• _Problem details_: Repeat the passage on swaps legislation, beginning at the words "Just because a" and stopping after "in our substitute.", and switch "regulators" to "overseers".

• _Given passage_:
* * * * *

Just because a bank is big does not mean that bank is risky. We need to remember, as we think about this, that our regulators need to have the right kinds of tools to look at every single trade that comes up. That is why it is important and why we agree on both sides of the aisle that there needs to be 100 percent transparency in these markets. We are going to provide for that in our substitute.

There needs to be a fixing of the definition in the underlying bill of what is a major swap participant. There again, that goes to the issue of whether you are a big bank, you are automatically systemically risky, which is not the case, but you are automatically covered by this provision. Should Wall Street be covered? Yes. Will they be covered in the base bill? Yes. Will they be covered in our amendment? Yes.

Every swap dealer on Wall Street needs to have not just 100 percent transparency but all their transactions with other financial institutions go through a clearinghouse. That is done in the base bill. That is also provided for in our amendment. We wish to make sure these end users who don't deal in these swaps on a daily basis in the kind of volume the banks do are not thrown into a category of all of a sudden having to pay huge fees and costs added to the cost of doing business. At the end of the day, we know who will pay for that: we consumers who buy the automobiles and the widgets or whatever it may be.

Lastly, I wish to talk about the provision in the bill that requires--it is section 106, the 716 provision. What this provision does is require all swaps dealers and financial institutions to be physically moved out of the financial institution and kind of operate on its own. Here is the practical effect of what that will do. Any Wall Street bank that is a dealer in swaps and derivatives today--and every one of them are--will simply take the swaps desk and move it across the street. Under the base bill, they are going to be required to raise huge amounts of capital for that swaps dealer desk. There is no reason for that to happen. If they are going to raise capital, it ought to be in the bank, where they can utilize it and loan that money out to customers.

The other truly unintended consequence of moving the swaps desk out is the fact that the financial institution itself--again, major banks will be included in this--those individual banks are not going to be able to access the discount window at the Fed because they are all of a sudden not going to be able to borrow money from any Federal entity under the language that is in the underlying bill. That doesn't make sense. The reason it doesn't make sense is that all these swaps and derivatives transactions--whether they are interest rates, metals or whatever the transaction may be--have to be cleared every day. The bank needs a huge amount of cash or the swap dealer needs a huge amount of cash in order to clear those trades.

* * * * *

• _Provided data_:
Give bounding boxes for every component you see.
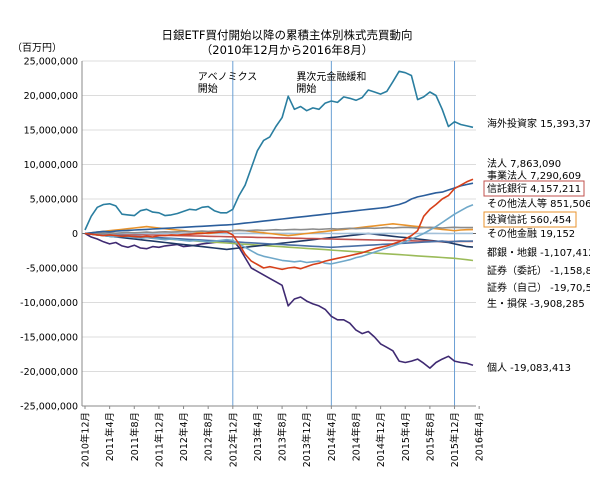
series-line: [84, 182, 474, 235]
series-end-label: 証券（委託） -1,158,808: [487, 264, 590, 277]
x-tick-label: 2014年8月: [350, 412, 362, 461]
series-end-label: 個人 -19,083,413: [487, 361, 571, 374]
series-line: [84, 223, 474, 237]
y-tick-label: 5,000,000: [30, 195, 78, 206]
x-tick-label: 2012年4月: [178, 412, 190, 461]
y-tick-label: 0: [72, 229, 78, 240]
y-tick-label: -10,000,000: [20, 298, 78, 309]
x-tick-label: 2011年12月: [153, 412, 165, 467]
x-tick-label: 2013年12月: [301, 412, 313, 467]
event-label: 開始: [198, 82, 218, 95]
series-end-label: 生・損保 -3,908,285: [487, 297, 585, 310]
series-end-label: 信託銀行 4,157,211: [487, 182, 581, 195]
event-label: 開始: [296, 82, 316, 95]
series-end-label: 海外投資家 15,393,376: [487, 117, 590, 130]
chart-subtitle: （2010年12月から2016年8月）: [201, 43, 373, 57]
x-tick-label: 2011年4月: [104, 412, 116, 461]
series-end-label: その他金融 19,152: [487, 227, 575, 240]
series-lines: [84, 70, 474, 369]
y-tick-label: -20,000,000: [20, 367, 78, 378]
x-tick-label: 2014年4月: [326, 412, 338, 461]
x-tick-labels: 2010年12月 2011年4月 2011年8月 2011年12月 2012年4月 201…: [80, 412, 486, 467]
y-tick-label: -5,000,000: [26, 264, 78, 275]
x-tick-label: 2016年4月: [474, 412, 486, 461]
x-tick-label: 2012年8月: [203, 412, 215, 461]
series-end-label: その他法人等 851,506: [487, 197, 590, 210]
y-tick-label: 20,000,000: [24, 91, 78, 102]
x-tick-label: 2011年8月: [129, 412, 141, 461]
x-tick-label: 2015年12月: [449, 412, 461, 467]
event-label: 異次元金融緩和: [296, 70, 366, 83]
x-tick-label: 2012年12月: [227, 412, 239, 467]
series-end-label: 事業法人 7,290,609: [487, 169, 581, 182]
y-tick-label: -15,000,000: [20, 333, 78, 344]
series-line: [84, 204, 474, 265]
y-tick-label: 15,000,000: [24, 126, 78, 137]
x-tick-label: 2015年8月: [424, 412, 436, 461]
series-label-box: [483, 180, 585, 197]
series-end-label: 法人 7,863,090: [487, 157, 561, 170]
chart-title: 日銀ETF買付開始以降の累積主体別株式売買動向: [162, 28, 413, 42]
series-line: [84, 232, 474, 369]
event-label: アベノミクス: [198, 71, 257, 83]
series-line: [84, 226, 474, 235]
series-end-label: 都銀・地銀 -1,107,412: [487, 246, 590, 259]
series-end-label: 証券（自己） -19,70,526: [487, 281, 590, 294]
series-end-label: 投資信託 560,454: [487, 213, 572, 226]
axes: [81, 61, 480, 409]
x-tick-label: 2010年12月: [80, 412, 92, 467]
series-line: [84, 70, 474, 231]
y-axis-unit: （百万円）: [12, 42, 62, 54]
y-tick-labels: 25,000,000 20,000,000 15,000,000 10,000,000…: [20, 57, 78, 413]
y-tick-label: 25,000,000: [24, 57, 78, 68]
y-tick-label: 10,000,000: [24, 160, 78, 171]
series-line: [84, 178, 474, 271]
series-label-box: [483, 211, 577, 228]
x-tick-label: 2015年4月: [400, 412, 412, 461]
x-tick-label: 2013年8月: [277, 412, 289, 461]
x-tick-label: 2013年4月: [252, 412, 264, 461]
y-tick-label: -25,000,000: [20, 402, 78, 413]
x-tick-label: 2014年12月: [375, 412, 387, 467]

* * * * *

• _Response to the task_:
Just because a bank is big does not mean that bank is risky. We need to remember, as we think about this, that our overseers need to have the right kinds of tools to look at every single trade that comes up. That is why it is important and why we agree on both sides of the aisle that there needs to be 100 percent transparency in these markets. We are going to provide for that in our substitute.